→ TASK
With the pictures omitted, write out the entries that follow exactly as they stand.

→ DATASET EXTRACT
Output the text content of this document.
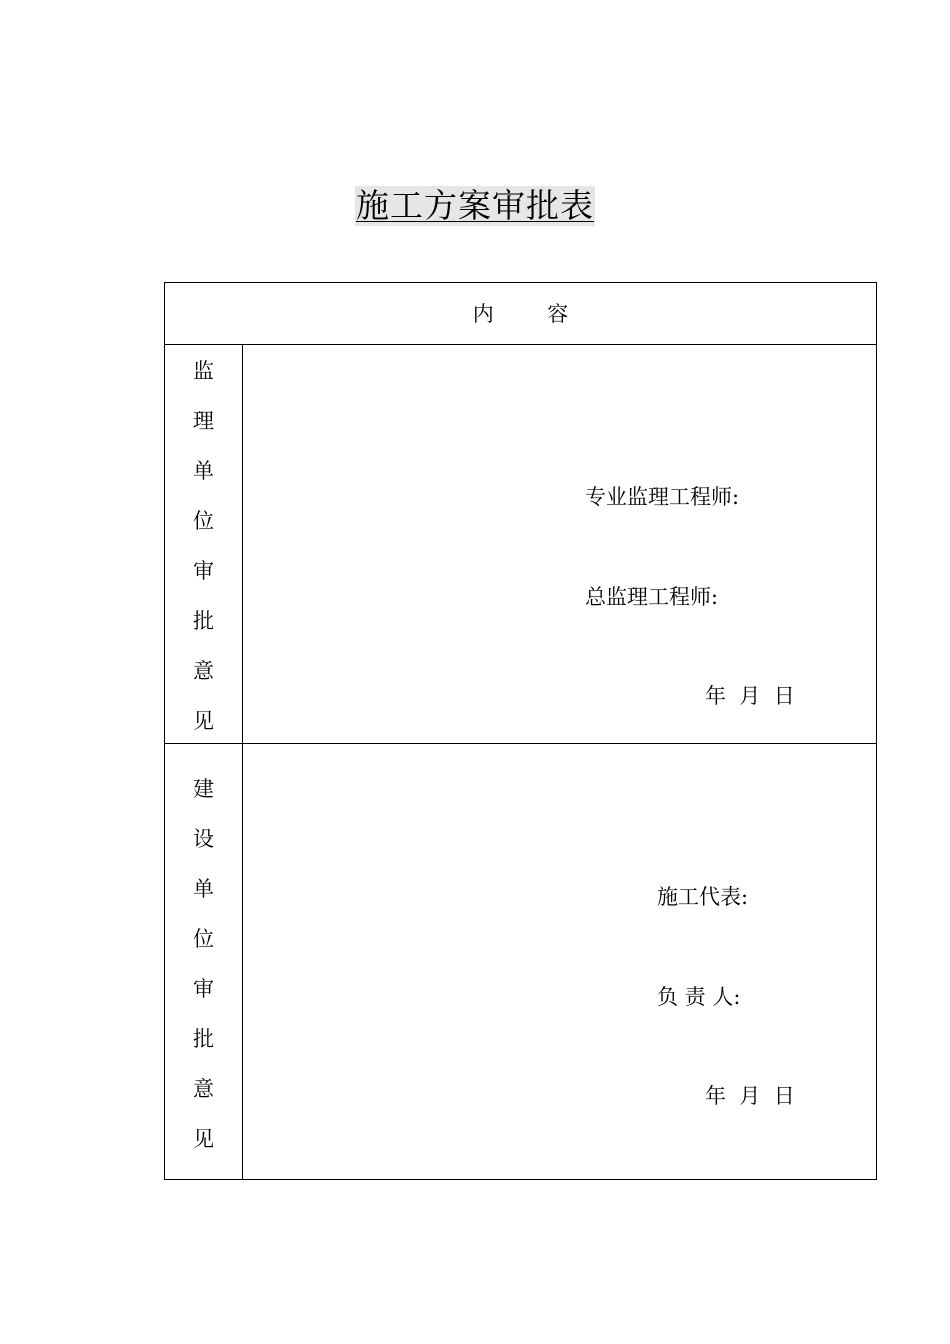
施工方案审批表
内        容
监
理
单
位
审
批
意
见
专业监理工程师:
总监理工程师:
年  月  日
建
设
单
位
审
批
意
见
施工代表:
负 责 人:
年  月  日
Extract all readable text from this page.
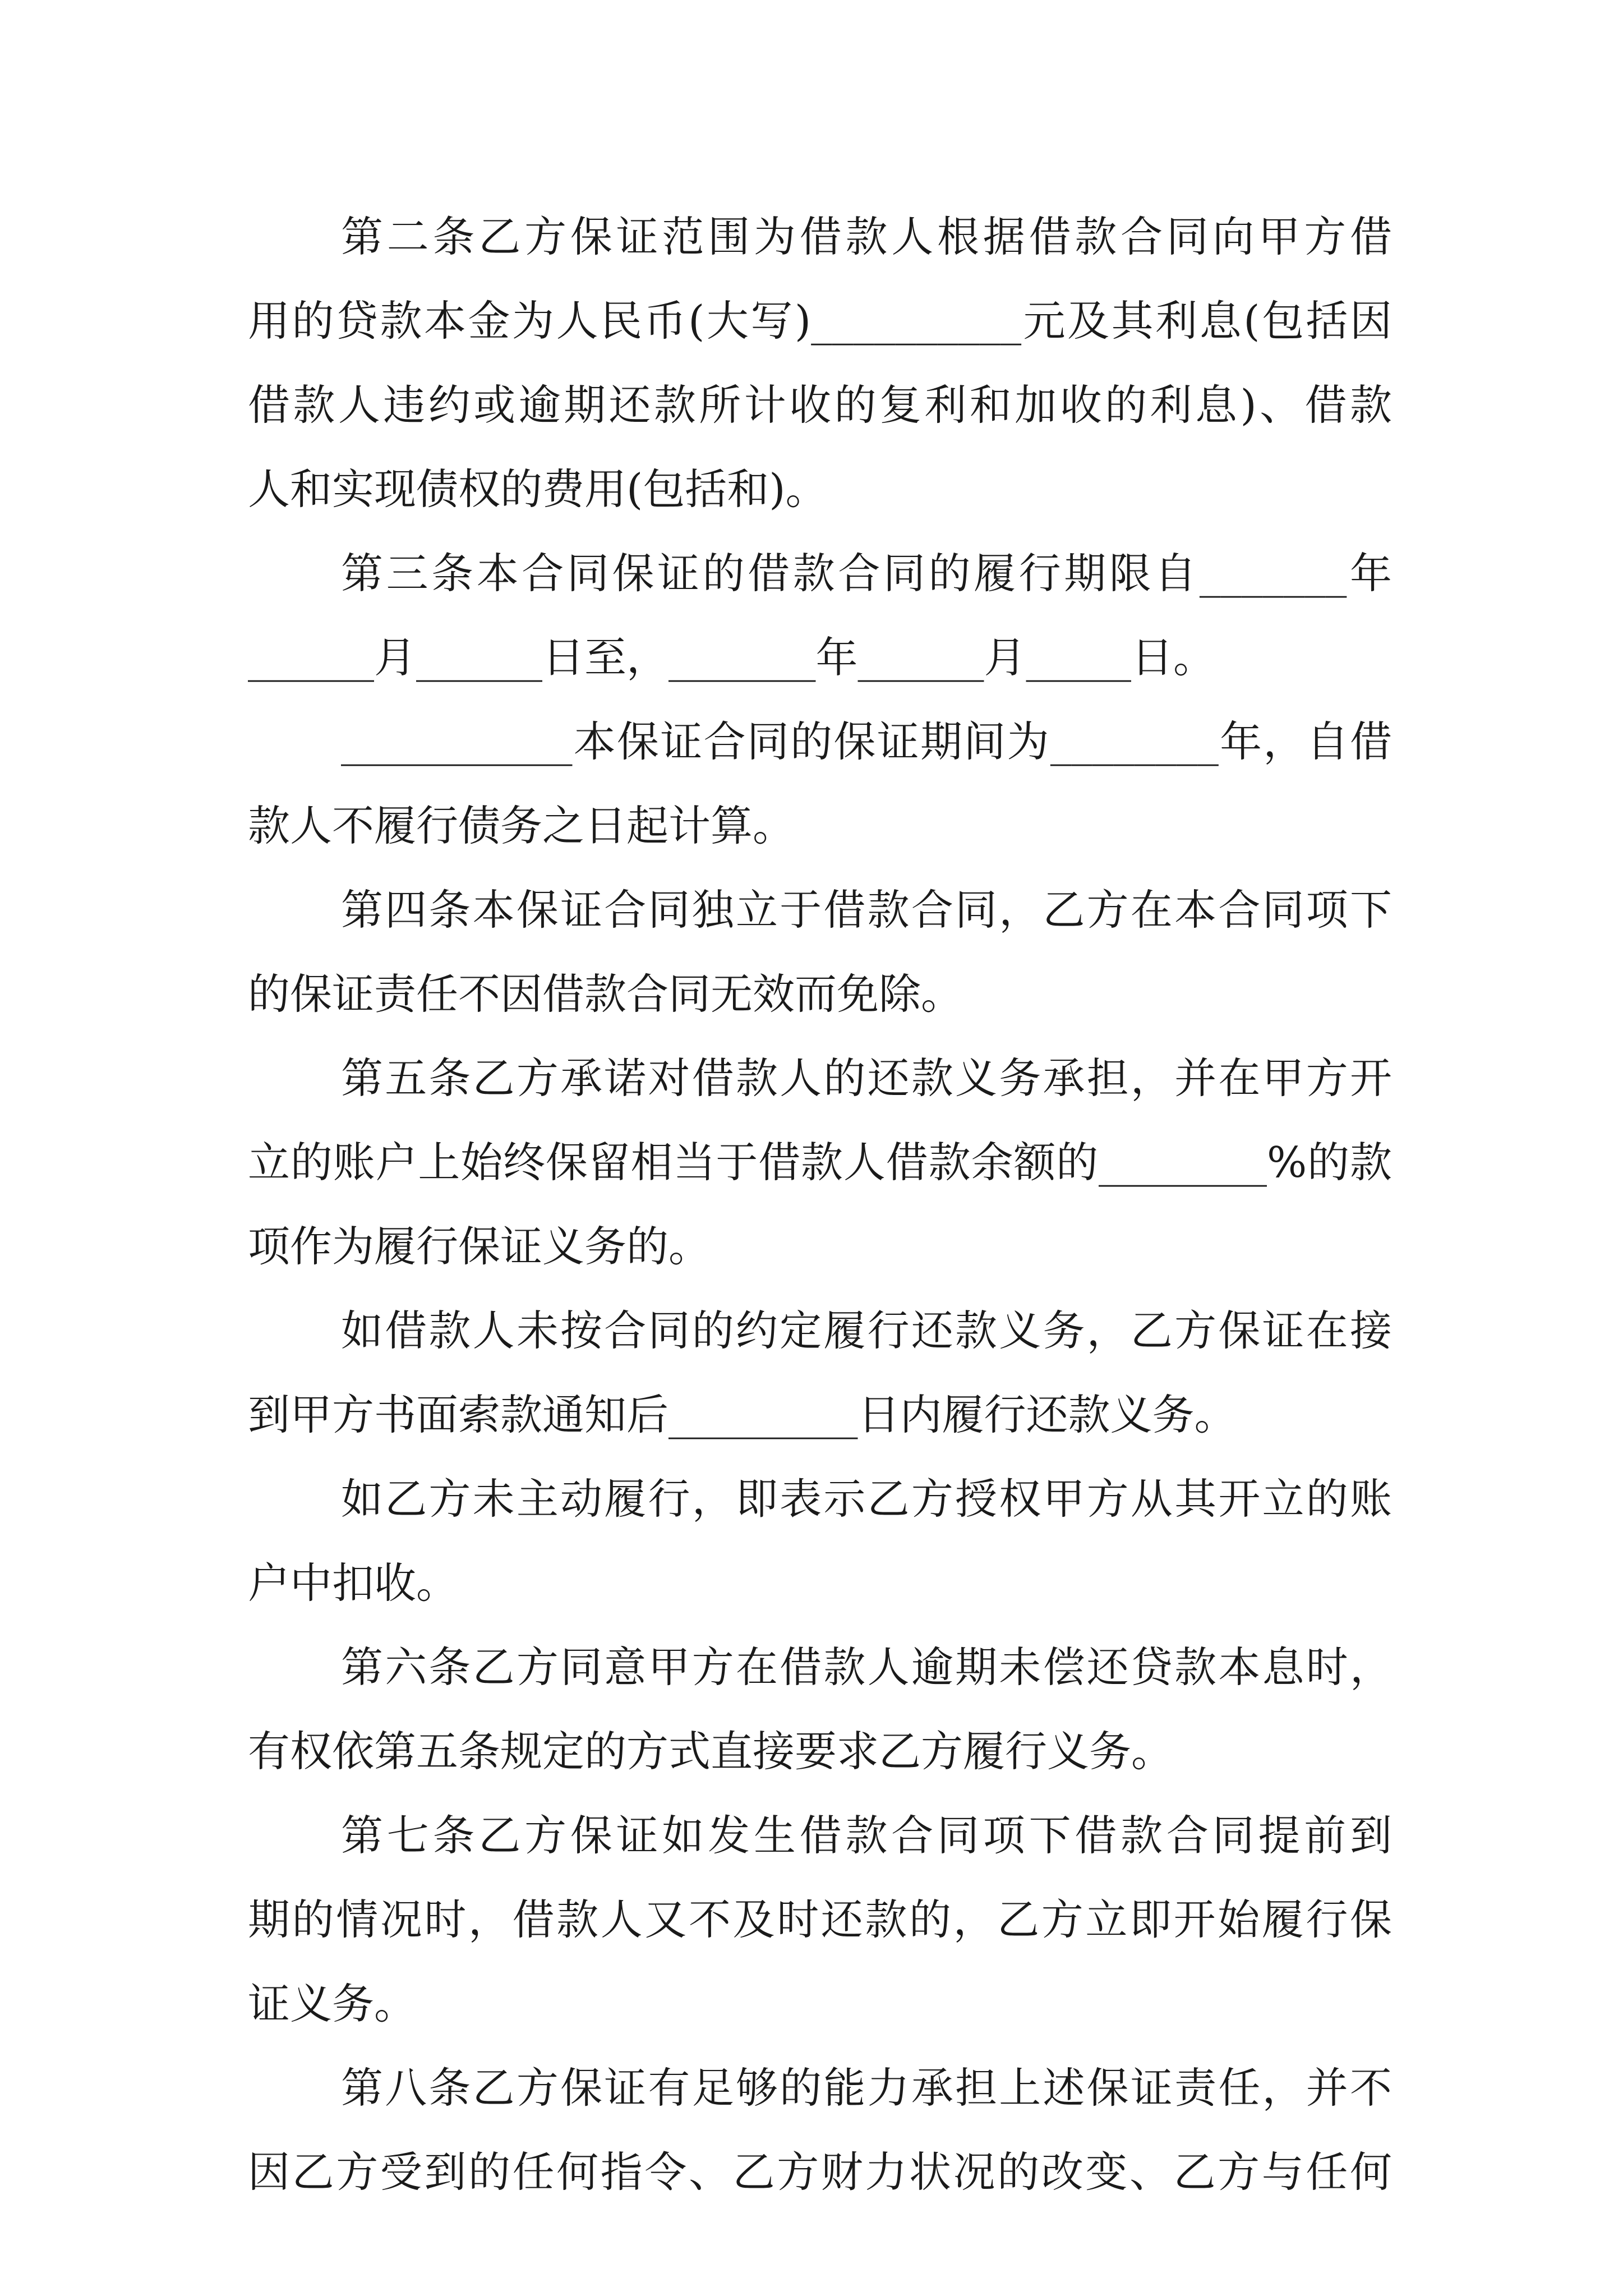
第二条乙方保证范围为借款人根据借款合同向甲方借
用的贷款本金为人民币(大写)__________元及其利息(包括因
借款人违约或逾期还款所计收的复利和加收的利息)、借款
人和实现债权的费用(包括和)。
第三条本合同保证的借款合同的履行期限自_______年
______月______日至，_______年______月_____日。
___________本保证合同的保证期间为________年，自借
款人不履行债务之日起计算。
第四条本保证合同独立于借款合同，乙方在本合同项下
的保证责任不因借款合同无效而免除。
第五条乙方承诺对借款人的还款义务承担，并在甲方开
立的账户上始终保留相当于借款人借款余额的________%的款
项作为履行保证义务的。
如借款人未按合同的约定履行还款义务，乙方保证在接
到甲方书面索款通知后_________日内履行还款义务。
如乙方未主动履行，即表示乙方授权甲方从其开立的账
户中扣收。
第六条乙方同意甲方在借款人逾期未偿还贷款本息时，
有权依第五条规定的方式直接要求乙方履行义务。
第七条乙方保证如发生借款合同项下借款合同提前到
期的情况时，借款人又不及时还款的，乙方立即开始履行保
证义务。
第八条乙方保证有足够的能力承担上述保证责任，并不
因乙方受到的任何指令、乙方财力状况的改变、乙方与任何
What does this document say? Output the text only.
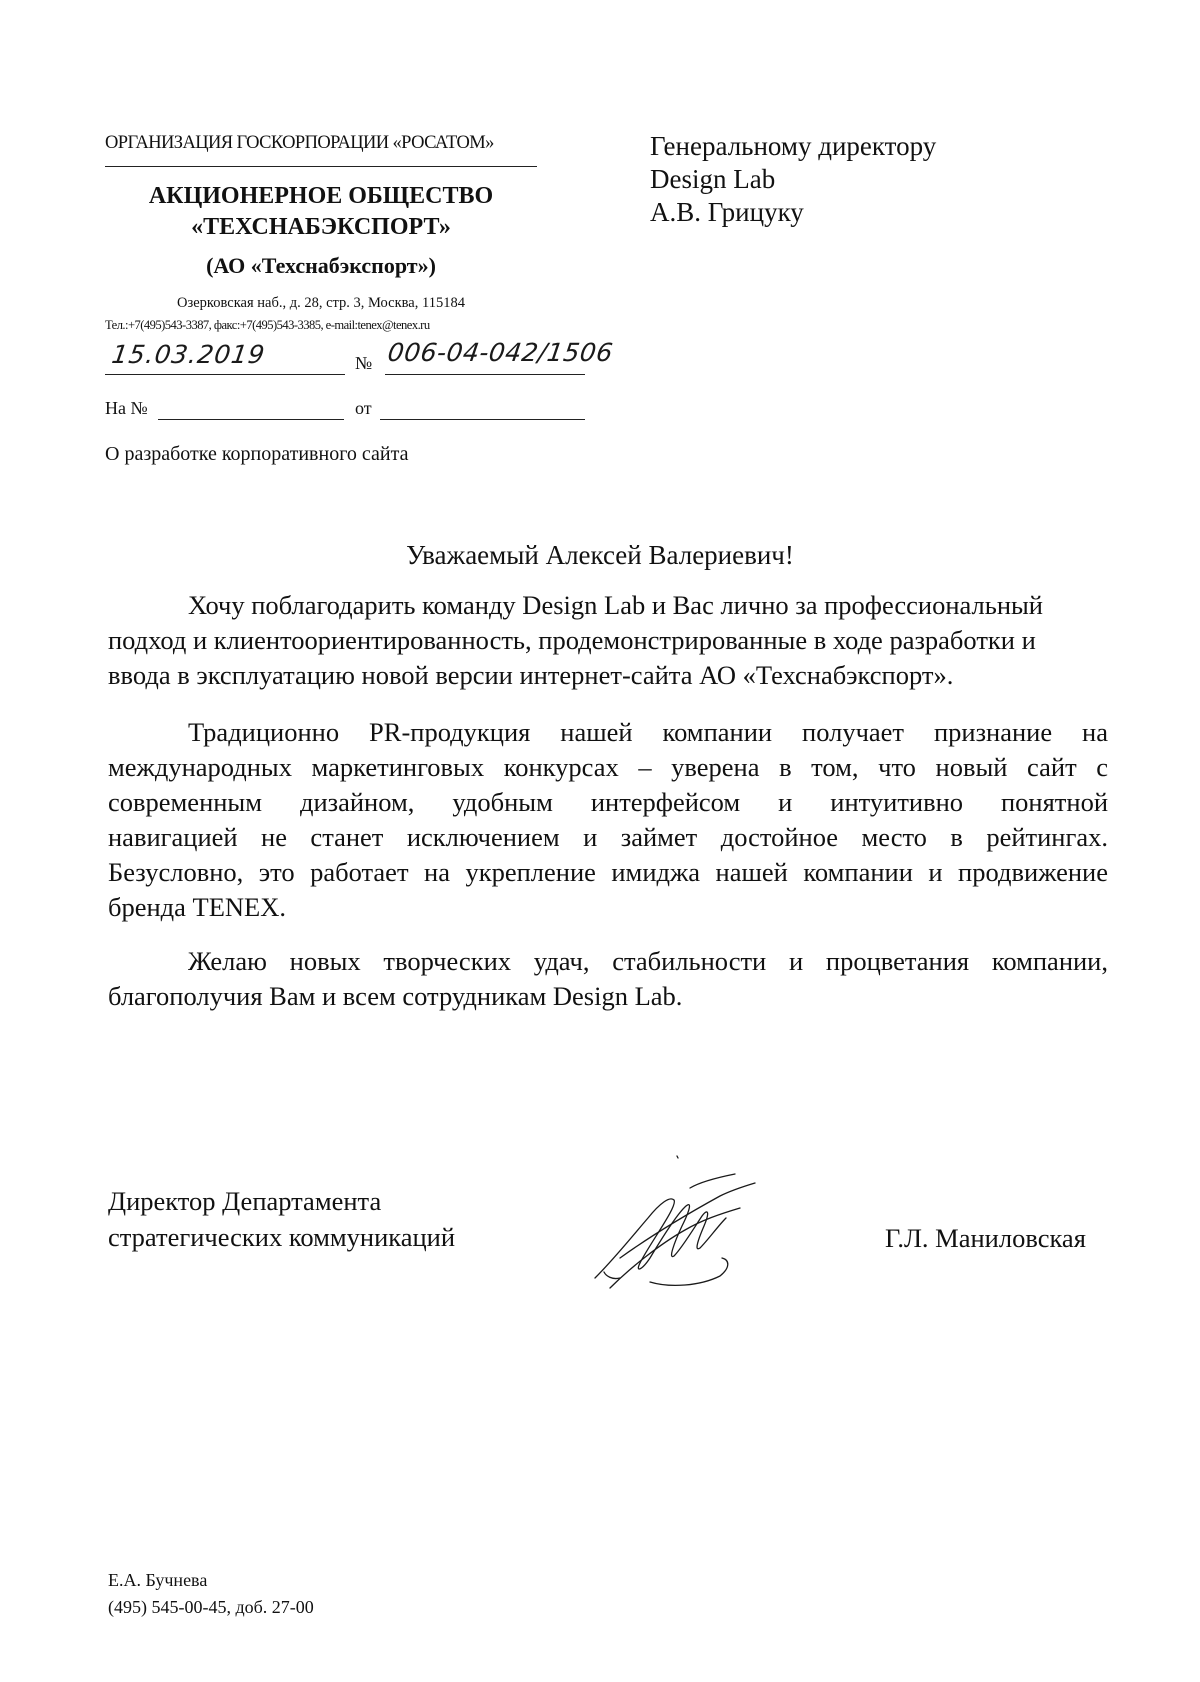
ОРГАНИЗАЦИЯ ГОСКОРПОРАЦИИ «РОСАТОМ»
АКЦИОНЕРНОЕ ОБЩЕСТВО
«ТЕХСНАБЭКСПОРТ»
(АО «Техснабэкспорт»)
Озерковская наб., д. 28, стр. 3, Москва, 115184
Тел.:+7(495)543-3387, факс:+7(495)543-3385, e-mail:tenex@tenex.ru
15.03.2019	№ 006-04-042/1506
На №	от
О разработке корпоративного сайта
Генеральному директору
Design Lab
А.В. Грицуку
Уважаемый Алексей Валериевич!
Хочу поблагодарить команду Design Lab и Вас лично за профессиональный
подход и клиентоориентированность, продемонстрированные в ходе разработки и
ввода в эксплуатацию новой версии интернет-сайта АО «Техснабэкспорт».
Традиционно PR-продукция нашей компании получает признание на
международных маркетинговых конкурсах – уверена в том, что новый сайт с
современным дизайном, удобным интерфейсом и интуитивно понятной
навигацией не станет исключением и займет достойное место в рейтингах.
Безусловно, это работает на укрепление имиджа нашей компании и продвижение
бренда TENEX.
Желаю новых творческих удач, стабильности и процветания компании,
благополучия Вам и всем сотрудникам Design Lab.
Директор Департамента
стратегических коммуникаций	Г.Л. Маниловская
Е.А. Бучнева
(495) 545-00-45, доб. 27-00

→ EXERCISE RESPONSE
Output the text content of this document.
施工方案审批表
内        容
监
理
单
位
审
批
意
见
专业监理工程师:
总监理工程师:
年  月  日
建
设
单
位
审
批
意
见
施工代表:
负 责 人:
年  月  日
Extract all readable text from this page.
第二条乙方保证范围为借款人根据借款合同向甲方借
用的贷款本金为人民币(大写)__________元及其利息(包括因
借款人违约或逾期还款所计收的复利和加收的利息)、借款
人和实现债权的费用(包括和)。
第三条本合同保证的借款合同的履行期限自_______年
______月______日至，_______年______月_____日。
___________本保证合同的保证期间为________年，自借
款人不履行债务之日起计算。
第四条本保证合同独立于借款合同，乙方在本合同项下
的保证责任不因借款合同无效而免除。
第五条乙方承诺对借款人的还款义务承担，并在甲方开
立的账户上始终保留相当于借款人借款余额的________%的款
项作为履行保证义务的。
如借款人未按合同的约定履行还款义务，乙方保证在接
到甲方书面索款通知后_________日内履行还款义务。
如乙方未主动履行，即表示乙方授权甲方从其开立的账
户中扣收。
第六条乙方同意甲方在借款人逾期未偿还贷款本息时，
有权依第五条规定的方式直接要求乙方履行义务。
第七条乙方保证如发生借款合同项下借款合同提前到
期的情况时，借款人又不及时还款的，乙方立即开始履行保
证义务。
第八条乙方保证有足够的能力承担上述保证责任，并不
因乙方受到的任何指令、乙方财力状况的改变、乙方与任何
What does this document say? Output the text only.
ОРГАНИЗАЦИЯ ГОСКОРПОРАЦИИ «РОСАТОМ»
АКЦИОНЕРНОЕ ОБЩЕСТВО
«ТЕХСНАБЭКСПОРТ»
(АО «Техснабэкспорт»)
Озерковская наб., д. 28, стр. 3, Москва, 115184
Тел.:+7(495)543-3387, факс:+7(495)543-3385, e-mail:tenex@tenex.ru
15.03.2019	№ 006-04-042/1506
На №	от
О разработке корпоративного сайта
Генеральному директору
Design Lab
А.В. Грицуку
Уважаемый Алексей Валериевич!
Хочу поблагодарить команду Design Lab и Вас лично за профессиональный
подход и клиентоориентированность, продемонстрированные в ходе разработки и
ввода в эксплуатацию новой версии интернет-сайта АО «Техснабэкспорт».
Традиционно PR-продукция нашей компании получает признание на
международных маркетинговых конкурсах – уверена в том, что новый сайт с
современным дизайном, удобным интерфейсом и интуитивно понятной
навигацией не станет исключением и займет достойное место в рейтингах.
Безусловно, это работает на укрепление имиджа нашей компании и продвижение
бренда TENEX.
Желаю новых творческих удач, стабильности и процветания компании,
благополучия Вам и всем сотрудникам Design Lab.
Директор Департамента
стратегических коммуникаций	Г.Л. Маниловская
Е.А. Бучнева
(495) 545-00-45, доб. 27-00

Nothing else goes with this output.